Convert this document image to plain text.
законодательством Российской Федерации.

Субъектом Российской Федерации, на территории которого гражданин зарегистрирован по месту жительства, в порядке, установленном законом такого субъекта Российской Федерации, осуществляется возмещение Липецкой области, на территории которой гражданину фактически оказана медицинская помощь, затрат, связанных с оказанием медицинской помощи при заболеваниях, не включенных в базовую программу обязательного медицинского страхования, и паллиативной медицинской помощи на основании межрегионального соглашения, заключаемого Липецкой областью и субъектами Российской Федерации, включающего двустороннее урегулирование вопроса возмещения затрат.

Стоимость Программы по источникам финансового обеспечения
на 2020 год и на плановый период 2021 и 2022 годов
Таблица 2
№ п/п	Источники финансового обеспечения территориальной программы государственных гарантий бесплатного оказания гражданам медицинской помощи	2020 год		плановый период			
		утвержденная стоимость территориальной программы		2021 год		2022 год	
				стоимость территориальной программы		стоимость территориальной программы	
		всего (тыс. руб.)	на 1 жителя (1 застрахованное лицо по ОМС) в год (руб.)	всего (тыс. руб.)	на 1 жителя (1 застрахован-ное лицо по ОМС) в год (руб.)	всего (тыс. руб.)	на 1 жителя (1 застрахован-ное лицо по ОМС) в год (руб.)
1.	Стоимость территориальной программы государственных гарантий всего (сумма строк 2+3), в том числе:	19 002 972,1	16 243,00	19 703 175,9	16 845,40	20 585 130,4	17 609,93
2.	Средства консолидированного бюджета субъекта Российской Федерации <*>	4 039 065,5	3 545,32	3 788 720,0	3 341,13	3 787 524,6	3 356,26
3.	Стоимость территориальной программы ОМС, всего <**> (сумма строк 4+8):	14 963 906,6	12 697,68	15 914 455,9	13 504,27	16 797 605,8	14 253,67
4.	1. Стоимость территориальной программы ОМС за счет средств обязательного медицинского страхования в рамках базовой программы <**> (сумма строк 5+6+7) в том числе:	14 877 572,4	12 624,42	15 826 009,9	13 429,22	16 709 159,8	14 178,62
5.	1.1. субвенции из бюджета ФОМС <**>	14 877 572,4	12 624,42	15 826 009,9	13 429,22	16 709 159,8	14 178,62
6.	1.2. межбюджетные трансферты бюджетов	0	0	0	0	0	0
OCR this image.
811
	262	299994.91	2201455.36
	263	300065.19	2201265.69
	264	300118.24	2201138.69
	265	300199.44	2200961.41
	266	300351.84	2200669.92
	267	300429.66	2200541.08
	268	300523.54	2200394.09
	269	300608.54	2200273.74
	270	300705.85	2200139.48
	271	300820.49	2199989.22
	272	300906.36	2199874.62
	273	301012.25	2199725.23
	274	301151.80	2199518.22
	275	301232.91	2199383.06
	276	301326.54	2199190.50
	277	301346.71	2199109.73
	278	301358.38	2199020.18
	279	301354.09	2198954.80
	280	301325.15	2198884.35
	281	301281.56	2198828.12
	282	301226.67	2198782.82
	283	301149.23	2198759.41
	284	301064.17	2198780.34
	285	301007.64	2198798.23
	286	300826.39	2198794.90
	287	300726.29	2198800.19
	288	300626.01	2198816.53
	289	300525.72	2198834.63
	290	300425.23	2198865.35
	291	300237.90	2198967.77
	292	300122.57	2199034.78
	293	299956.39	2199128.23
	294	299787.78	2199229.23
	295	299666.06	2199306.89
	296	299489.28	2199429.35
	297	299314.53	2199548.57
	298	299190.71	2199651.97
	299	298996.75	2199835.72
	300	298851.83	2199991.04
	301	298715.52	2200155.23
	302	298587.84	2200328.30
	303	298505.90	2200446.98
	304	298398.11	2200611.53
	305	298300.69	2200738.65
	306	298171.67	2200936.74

□ □ □

Each record above should be returned exactly as it appears.

▶ **RESPONSE TO THIS TASK**
Convert this document image to plain text.
законодательством Российской Федерации.

Субъектом Российской Федерации, на территории которого гражданин зарегистрирован по месту жительства, в порядке, установленном законом такого субъекта Российской Федерации, осуществляется возмещение Липецкой области, на территории которой гражданину фактически оказана медицинская помощь, затрат, связанных с оказанием медицинской помощи при заболеваниях, не включенных в базовую программу обязательного медицинского страхования, и паллиативной медицинской помощи на основании межрегионального соглашения, заключаемого Липецкой областью и субъектами Российской Федерации, включающего двустороннее урегулирование вопроса возмещения затрат.

Стоимость Программы по источникам финансового обеспечения
на 2020 год и на плановый период 2021 и 2022 годов
Таблица 2
№ п/п	Источники финансового обеспечения территориальной программы государственных гарантий бесплатного оказания гражданам медицинской помощи	2020 год		плановый период			
		утвержденная стоимость территориальной программы		2021 год		2022 год	
				стоимость территориальной программы		стоимость территориальной программы	
		всего (тыс. руб.)	на 1 жителя (1 застрахованное лицо по ОМС) в год (руб.)	всего (тыс. руб.)	на 1 жителя (1 застрахован-ное лицо по ОМС) в год (руб.)	всего (тыс. руб.)	на 1 жителя (1 застрахован-ное лицо по ОМС) в год (руб.)
1.	Стоимость территориальной программы государственных гарантий всего (сумма строк 2+3), в том числе:	19 002 972,1	16 243,00	19 703 175,9	16 845,40	20 585 130,4	17 609,93
2.	Средства консолидированного бюджета субъекта Российской Федерации <*>	4 039 065,5	3 545,32	3 788 720,0	3 341,13	3 787 524,6	3 356,26
3.	Стоимость территориальной программы ОМС, всего <**> (сумма строк 4+8):	14 963 906,6	12 697,68	15 914 455,9	13 504,27	16 797 605,8	14 253,67
4.	1. Стоимость территориальной программы ОМС за счет средств обязательного медицинского страхования в рамках базовой программы <**> (сумма строк 5+6+7) в том числе:	14 877 572,4	12 624,42	15 826 009,9	13 429,22	16 709 159,8	14 178,62
5.	1.1. субвенции из бюджета ФОМС <**>	14 877 572,4	12 624,42	15 826 009,9	13 429,22	16 709 159,8	14 178,62
6.	1.2. межбюджетные трансферты бюджетов	0	0	0	0	0	0
OCR this image.
811
	262	299994.91	2201455.36
	263	300065.19	2201265.69
	264	300118.24	2201138.69
	265	300199.44	2200961.41
	266	300351.84	2200669.92
	267	300429.66	2200541.08
	268	300523.54	2200394.09
	269	300608.54	2200273.74
	270	300705.85	2200139.48
	271	300820.49	2199989.22
	272	300906.36	2199874.62
	273	301012.25	2199725.23
	274	301151.80	2199518.22
	275	301232.91	2199383.06
	276	301326.54	2199190.50
	277	301346.71	2199109.73
	278	301358.38	2199020.18
	279	301354.09	2198954.80
	280	301325.15	2198884.35
	281	301281.56	2198828.12
	282	301226.67	2198782.82
	283	301149.23	2198759.41
	284	301064.17	2198780.34
	285	301007.64	2198798.23
	286	300826.39	2198794.90
	287	300726.29	2198800.19
	288	300626.01	2198816.53
	289	300525.72	2198834.63
	290	300425.23	2198865.35
	291	300237.90	2198967.77
	292	300122.57	2199034.78
	293	299956.39	2199128.23
	294	299787.78	2199229.23
	295	299666.06	2199306.89
	296	299489.28	2199429.35
	297	299314.53	2199548.57
	298	299190.71	2199651.97
	299	298996.75	2199835.72
	300	298851.83	2199991.04
	301	298715.52	2200155.23
	302	298587.84	2200328.30
	303	298505.90	2200446.98
	304	298398.11	2200611.53
	305	298300.69	2200738.65
	306	298171.67	2200936.74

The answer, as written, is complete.